> [Records excerpted from a collection]
= = = = =
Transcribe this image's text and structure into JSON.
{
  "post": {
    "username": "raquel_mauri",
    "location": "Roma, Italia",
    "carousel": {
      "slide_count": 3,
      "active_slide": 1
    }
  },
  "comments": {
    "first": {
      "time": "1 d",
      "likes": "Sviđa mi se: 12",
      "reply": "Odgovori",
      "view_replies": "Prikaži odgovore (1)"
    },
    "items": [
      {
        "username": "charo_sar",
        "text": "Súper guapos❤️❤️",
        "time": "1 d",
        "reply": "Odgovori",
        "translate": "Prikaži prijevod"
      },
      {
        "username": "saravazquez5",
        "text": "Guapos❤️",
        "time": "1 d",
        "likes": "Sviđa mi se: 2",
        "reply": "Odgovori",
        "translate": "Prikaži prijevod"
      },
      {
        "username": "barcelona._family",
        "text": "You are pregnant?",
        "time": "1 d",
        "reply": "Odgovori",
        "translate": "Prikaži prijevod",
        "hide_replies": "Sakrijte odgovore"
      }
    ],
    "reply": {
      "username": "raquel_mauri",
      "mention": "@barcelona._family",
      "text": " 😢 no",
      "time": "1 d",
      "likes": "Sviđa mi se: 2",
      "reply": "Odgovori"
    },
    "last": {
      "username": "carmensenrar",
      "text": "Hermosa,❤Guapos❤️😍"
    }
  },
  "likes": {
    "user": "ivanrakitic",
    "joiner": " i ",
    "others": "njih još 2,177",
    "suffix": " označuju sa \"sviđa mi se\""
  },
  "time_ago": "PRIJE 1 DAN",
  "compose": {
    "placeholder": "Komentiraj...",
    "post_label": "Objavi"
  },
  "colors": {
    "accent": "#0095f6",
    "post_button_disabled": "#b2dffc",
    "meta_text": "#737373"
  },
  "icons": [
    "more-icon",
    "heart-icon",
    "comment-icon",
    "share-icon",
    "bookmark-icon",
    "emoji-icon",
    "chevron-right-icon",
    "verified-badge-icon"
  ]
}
= = = = =
> [What you should do]
Every entry should be printed again exactly as it stands.

> [In response]
Transcribe this image's text and structure into JSON.
{
  "post": {
    "username": "raquel_mauri",
    "location": "Roma, Italia",
    "carousel": {
      "slide_count": 3,
      "active_slide": 1
    }
  },
  "comments": {
    "first": {
      "time": "1 d",
      "likes": "Sviđa mi se: 12",
      "reply": "Odgovori",
      "view_replies": "Prikaži odgovore (1)"
    },
    "items": [
      {
        "username": "charo_sar",
        "text": "Súper guapos❤️❤️",
        "time": "1 d",
        "reply": "Odgovori",
        "translate": "Prikaži prijevod"
      },
      {
        "username": "saravazquez5",
        "text": "Guapos❤️",
        "time": "1 d",
        "likes": "Sviđa mi se: 2",
        "reply": "Odgovori",
        "translate": "Prikaži prijevod"
      },
      {
        "username": "barcelona._family",
        "text": "You are pregnant?",
        "time": "1 d",
        "reply": "Odgovori",
        "translate": "Prikaži prijevod",
        "hide_replies": "Sakrijte odgovore"
      }
    ],
    "reply": {
      "username": "raquel_mauri",
      "mention": "@barcelona._family",
      "text": " 😢 no",
      "time": "1 d",
      "likes": "Sviđa mi se: 2",
      "reply": "Odgovori"
    },
    "last": {
      "username": "carmensenrar",
      "text": "Hermosa,❤Guapos❤️😍"
    }
  },
  "likes": {
    "user": "ivanrakitic",
    "joiner": " i ",
    "others": "njih još 2,177",
    "suffix": " označuju sa \"sviđa mi se\""
  },
  "time_ago": "PRIJE 1 DAN",
  "compose": {
    "placeholder": "Komentiraj...",
    "post_label": "Objavi"
  },
  "colors": {
    "accent": "#0095f6",
    "post_button_disabled": "#b2dffc",
    "meta_text": "#737373"
  },
  "icons": [
    "more-icon",
    "heart-icon",
    "comment-icon",
    "share-icon",
    "bookmark-icon",
    "emoji-icon",
    "chevron-right-icon",
    "verified-badge-icon"
  ]
}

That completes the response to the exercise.